OBJECTIVE: Could you transcribe the material below exactly, without leaving out a single line?

(Dataset entries)

══════

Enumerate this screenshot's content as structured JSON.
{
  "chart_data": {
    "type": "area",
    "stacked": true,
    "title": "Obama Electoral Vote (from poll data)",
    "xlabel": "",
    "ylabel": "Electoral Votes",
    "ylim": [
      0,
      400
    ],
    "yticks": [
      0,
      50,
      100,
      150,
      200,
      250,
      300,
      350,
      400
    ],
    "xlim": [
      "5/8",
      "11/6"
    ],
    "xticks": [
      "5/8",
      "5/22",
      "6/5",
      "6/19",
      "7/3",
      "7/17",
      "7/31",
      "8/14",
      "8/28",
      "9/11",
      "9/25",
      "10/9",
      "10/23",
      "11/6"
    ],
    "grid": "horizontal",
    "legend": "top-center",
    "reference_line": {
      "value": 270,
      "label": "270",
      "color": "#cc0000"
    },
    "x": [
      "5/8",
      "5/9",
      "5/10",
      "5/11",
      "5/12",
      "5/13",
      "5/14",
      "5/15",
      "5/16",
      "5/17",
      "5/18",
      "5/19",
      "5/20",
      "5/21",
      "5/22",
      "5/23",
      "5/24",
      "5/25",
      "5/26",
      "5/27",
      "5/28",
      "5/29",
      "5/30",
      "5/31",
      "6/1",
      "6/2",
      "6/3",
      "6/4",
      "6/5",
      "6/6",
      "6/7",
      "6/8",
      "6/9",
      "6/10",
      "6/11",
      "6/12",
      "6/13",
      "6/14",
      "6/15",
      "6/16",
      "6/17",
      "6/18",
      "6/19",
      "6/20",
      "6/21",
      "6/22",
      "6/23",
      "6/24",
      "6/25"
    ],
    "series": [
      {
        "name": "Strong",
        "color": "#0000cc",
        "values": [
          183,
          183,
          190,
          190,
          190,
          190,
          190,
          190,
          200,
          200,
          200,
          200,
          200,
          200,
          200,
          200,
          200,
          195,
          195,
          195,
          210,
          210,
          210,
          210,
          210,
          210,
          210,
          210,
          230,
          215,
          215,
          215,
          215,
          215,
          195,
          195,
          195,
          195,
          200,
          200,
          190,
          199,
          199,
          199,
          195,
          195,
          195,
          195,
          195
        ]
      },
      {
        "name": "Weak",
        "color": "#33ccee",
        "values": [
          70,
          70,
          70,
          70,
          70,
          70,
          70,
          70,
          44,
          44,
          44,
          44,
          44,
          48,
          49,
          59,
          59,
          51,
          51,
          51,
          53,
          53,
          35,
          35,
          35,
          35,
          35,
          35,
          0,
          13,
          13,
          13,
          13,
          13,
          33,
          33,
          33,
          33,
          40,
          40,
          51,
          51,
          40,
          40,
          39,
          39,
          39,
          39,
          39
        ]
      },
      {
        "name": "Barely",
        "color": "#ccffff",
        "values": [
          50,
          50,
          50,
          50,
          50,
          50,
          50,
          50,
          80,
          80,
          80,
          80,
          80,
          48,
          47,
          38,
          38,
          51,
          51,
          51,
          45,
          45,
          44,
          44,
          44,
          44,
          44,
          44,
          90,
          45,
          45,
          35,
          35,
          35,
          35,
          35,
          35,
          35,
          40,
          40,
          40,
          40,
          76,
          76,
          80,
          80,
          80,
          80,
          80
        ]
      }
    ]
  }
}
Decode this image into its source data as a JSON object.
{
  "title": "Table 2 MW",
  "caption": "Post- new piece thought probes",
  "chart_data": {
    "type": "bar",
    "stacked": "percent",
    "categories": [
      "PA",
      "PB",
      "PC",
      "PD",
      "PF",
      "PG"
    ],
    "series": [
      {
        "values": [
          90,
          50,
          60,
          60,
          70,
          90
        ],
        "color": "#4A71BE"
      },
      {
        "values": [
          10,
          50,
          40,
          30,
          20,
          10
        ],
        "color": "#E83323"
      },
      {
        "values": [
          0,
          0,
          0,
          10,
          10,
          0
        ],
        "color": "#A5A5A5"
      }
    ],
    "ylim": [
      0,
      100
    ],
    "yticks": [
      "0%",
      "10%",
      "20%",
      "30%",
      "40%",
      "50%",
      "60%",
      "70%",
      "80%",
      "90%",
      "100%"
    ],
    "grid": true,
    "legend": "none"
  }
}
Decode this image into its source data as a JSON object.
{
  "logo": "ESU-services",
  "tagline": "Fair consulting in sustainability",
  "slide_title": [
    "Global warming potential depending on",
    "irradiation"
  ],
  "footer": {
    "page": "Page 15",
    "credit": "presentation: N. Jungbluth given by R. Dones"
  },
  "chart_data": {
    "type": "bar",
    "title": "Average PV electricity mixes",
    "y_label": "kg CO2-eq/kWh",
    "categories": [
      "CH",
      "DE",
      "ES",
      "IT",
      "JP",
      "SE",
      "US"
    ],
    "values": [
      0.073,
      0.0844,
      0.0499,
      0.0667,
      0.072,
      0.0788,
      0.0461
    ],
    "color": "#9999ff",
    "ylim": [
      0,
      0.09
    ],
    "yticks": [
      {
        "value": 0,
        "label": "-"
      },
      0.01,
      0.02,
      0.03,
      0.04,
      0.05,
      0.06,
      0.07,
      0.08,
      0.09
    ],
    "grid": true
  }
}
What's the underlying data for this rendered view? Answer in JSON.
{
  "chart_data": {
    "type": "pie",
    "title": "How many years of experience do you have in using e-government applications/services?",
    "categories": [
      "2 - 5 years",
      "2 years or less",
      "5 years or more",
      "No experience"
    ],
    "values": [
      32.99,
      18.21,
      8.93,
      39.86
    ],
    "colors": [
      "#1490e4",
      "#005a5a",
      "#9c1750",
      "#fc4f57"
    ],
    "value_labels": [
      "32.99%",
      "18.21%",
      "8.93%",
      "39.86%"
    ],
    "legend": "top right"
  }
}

══════

EXERCISE SOLUTION:
Enumerate this screenshot's content as structured JSON.
{
  "chart_data": {
    "type": "area",
    "stacked": true,
    "title": "Obama Electoral Vote (from poll data)",
    "xlabel": "",
    "ylabel": "Electoral Votes",
    "ylim": [
      0,
      400
    ],
    "yticks": [
      0,
      50,
      100,
      150,
      200,
      250,
      300,
      350,
      400
    ],
    "xlim": [
      "5/8",
      "11/6"
    ],
    "xticks": [
      "5/8",
      "5/22",
      "6/5",
      "6/19",
      "7/3",
      "7/17",
      "7/31",
      "8/14",
      "8/28",
      "9/11",
      "9/25",
      "10/9",
      "10/23",
      "11/6"
    ],
    "grid": "horizontal",
    "legend": "top-center",
    "reference_line": {
      "value": 270,
      "label": "270",
      "color": "#cc0000"
    },
    "x": [
      "5/8",
      "5/9",
      "5/10",
      "5/11",
      "5/12",
      "5/13",
      "5/14",
      "5/15",
      "5/16",
      "5/17",
      "5/18",
      "5/19",
      "5/20",
      "5/21",
      "5/22",
      "5/23",
      "5/24",
      "5/25",
      "5/26",
      "5/27",
      "5/28",
      "5/29",
      "5/30",
      "5/31",
      "6/1",
      "6/2",
      "6/3",
      "6/4",
      "6/5",
      "6/6",
      "6/7",
      "6/8",
      "6/9",
      "6/10",
      "6/11",
      "6/12",
      "6/13",
      "6/14",
      "6/15",
      "6/16",
      "6/17",
      "6/18",
      "6/19",
      "6/20",
      "6/21",
      "6/22",
      "6/23",
      "6/24",
      "6/25"
    ],
    "series": [
      {
        "name": "Strong",
        "color": "#0000cc",
        "values": [
          183,
          183,
          190,
          190,
          190,
          190,
          190,
          190,
          200,
          200,
          200,
          200,
          200,
          200,
          200,
          200,
          200,
          195,
          195,
          195,
          210,
          210,
          210,
          210,
          210,
          210,
          210,
          210,
          230,
          215,
          215,
          215,
          215,
          215,
          195,
          195,
          195,
          195,
          200,
          200,
          190,
          199,
          199,
          199,
          195,
          195,
          195,
          195,
          195
        ]
      },
      {
        "name": "Weak",
        "color": "#33ccee",
        "values": [
          70,
          70,
          70,
          70,
          70,
          70,
          70,
          70,
          44,
          44,
          44,
          44,
          44,
          48,
          49,
          59,
          59,
          51,
          51,
          51,
          53,
          53,
          35,
          35,
          35,
          35,
          35,
          35,
          0,
          13,
          13,
          13,
          13,
          13,
          33,
          33,
          33,
          33,
          40,
          40,
          51,
          51,
          40,
          40,
          39,
          39,
          39,
          39,
          39
        ]
      },
      {
        "name": "Barely",
        "color": "#ccffff",
        "values": [
          50,
          50,
          50,
          50,
          50,
          50,
          50,
          50,
          80,
          80,
          80,
          80,
          80,
          48,
          47,
          38,
          38,
          51,
          51,
          51,
          45,
          45,
          44,
          44,
          44,
          44,
          44,
          44,
          90,
          45,
          45,
          35,
          35,
          35,
          35,
          35,
          35,
          35,
          40,
          40,
          40,
          40,
          76,
          76,
          80,
          80,
          80,
          80,
          80
        ]
      }
    ]
  }
}
Decode this image into its source data as a JSON object.
{
  "title": "Table 2 MW",
  "caption": "Post- new piece thought probes",
  "chart_data": {
    "type": "bar",
    "stacked": "percent",
    "categories": [
      "PA",
      "PB",
      "PC",
      "PD",
      "PF",
      "PG"
    ],
    "series": [
      {
        "values": [
          90,
          50,
          60,
          60,
          70,
          90
        ],
        "color": "#4A71BE"
      },
      {
        "values": [
          10,
          50,
          40,
          30,
          20,
          10
        ],
        "color": "#E83323"
      },
      {
        "values": [
          0,
          0,
          0,
          10,
          10,
          0
        ],
        "color": "#A5A5A5"
      }
    ],
    "ylim": [
      0,
      100
    ],
    "yticks": [
      "0%",
      "10%",
      "20%",
      "30%",
      "40%",
      "50%",
      "60%",
      "70%",
      "80%",
      "90%",
      "100%"
    ],
    "grid": true,
    "legend": "none"
  }
}
Decode this image into its source data as a JSON object.
{
  "logo": "ESU-services",
  "tagline": "Fair consulting in sustainability",
  "slide_title": [
    "Global warming potential depending on",
    "irradiation"
  ],
  "footer": {
    "page": "Page 15",
    "credit": "presentation: N. Jungbluth given by R. Dones"
  },
  "chart_data": {
    "type": "bar",
    "title": "Average PV electricity mixes",
    "y_label": "kg CO2-eq/kWh",
    "categories": [
      "CH",
      "DE",
      "ES",
      "IT",
      "JP",
      "SE",
      "US"
    ],
    "values": [
      0.073,
      0.0844,
      0.0499,
      0.0667,
      0.072,
      0.0788,
      0.0461
    ],
    "color": "#9999ff",
    "ylim": [
      0,
      0.09
    ],
    "yticks": [
      {
        "value": 0,
        "label": "-"
      },
      0.01,
      0.02,
      0.03,
      0.04,
      0.05,
      0.06,
      0.07,
      0.08,
      0.09
    ],
    "grid": true
  }
}
What's the underlying data for this rendered view? Answer in JSON.
{
  "chart_data": {
    "type": "pie",
    "title": "How many years of experience do you have in using e-government applications/services?",
    "categories": [
      "2 - 5 years",
      "2 years or less",
      "5 years or more",
      "No experience"
    ],
    "values": [
      32.99,
      18.21,
      8.93,
      39.86
    ],
    "colors": [
      "#1490e4",
      "#005a5a",
      "#9c1750",
      "#fc4f57"
    ],
    "value_labels": [
      "32.99%",
      "18.21%",
      "8.93%",
      "39.86%"
    ],
    "legend": "top right"
  }
}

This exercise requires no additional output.